Written problem:
Would you pull out every line of the material that contains the string "JSON"?
--- Begin ---
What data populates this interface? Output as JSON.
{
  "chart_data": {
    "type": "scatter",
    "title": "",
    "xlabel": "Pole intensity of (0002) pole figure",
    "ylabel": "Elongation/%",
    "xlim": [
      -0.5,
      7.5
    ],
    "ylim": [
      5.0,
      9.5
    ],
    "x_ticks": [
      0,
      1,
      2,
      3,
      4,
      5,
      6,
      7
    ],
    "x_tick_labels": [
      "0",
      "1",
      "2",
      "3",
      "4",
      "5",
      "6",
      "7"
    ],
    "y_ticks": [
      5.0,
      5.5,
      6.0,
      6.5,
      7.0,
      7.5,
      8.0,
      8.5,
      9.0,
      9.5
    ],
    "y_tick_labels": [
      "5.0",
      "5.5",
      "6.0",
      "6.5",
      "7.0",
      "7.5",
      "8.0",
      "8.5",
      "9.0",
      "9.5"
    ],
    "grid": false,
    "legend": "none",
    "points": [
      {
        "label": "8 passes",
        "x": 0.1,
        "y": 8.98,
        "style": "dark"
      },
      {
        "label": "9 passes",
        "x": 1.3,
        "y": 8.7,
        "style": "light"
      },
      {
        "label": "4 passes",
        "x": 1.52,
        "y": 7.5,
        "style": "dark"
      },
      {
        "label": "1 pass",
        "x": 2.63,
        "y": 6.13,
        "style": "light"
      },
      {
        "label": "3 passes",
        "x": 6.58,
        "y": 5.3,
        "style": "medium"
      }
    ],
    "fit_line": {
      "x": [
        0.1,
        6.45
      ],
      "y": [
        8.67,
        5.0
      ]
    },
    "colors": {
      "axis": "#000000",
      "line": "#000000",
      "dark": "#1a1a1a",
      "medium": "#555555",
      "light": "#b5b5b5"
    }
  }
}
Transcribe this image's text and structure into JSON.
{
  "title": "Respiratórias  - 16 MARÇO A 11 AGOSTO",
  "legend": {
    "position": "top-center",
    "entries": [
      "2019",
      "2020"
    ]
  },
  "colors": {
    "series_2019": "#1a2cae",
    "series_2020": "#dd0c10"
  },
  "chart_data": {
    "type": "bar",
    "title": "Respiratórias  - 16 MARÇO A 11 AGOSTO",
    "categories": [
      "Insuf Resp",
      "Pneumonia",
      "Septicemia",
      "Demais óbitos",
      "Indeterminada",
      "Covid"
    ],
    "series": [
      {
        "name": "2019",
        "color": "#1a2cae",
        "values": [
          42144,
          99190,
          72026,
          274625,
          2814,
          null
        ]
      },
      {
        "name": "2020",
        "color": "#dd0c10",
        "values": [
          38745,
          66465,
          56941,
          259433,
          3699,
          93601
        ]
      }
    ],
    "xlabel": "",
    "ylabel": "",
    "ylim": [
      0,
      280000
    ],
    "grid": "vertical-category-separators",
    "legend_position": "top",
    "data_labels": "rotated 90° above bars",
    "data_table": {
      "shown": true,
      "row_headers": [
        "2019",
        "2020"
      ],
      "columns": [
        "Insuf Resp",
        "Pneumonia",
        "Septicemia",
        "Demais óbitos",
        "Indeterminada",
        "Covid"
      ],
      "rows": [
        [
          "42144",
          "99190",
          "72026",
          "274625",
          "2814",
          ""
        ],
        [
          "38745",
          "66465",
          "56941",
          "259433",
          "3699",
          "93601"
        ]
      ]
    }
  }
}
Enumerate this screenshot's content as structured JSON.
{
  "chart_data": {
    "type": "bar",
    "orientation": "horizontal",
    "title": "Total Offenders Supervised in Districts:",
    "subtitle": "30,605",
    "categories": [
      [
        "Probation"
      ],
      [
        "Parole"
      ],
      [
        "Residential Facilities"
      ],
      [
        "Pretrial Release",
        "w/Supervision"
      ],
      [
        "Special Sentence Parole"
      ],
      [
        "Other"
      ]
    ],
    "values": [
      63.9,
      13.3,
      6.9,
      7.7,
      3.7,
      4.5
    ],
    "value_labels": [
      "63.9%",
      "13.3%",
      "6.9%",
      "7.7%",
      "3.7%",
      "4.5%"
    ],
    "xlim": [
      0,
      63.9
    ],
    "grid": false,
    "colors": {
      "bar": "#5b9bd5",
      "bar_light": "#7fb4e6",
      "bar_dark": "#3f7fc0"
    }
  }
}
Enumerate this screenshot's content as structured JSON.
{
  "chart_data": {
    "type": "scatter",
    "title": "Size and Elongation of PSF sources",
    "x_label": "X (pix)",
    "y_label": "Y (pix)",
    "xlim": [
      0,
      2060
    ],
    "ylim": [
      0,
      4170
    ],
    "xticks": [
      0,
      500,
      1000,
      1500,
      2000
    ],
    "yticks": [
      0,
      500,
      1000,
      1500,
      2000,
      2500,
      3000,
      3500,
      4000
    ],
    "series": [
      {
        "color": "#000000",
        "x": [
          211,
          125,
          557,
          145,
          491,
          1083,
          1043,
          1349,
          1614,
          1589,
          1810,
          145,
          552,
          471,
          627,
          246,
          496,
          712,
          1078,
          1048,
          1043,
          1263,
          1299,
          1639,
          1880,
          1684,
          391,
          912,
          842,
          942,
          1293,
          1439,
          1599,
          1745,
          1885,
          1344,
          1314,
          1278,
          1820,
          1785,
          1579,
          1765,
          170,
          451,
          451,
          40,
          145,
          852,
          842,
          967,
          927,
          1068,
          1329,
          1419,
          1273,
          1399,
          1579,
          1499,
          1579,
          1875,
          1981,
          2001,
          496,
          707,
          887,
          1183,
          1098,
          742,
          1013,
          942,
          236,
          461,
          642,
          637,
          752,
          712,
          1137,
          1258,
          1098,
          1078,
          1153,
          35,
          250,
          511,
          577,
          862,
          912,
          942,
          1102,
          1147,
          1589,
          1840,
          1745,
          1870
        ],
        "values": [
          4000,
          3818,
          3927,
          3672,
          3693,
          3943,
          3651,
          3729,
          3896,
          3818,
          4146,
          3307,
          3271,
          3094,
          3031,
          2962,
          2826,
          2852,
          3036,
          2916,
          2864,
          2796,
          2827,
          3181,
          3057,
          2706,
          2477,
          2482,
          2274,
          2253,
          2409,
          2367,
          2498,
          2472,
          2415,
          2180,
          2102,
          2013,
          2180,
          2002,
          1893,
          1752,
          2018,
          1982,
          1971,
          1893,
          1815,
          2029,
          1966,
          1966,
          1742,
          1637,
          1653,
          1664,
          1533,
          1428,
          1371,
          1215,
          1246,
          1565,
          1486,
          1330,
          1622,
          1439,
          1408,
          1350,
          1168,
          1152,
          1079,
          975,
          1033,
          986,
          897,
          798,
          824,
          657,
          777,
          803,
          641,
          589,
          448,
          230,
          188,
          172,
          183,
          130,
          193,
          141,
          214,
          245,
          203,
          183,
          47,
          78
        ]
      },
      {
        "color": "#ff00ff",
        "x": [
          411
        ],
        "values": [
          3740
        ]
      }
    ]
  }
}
--- End ---
Result for this task:
What data populates this interface? Output as JSON.
Transcribe this image's text and structure into JSON.
Enumerate this screenshot's content as structured JSON.
Enumerate this screenshot's content as structured JSON.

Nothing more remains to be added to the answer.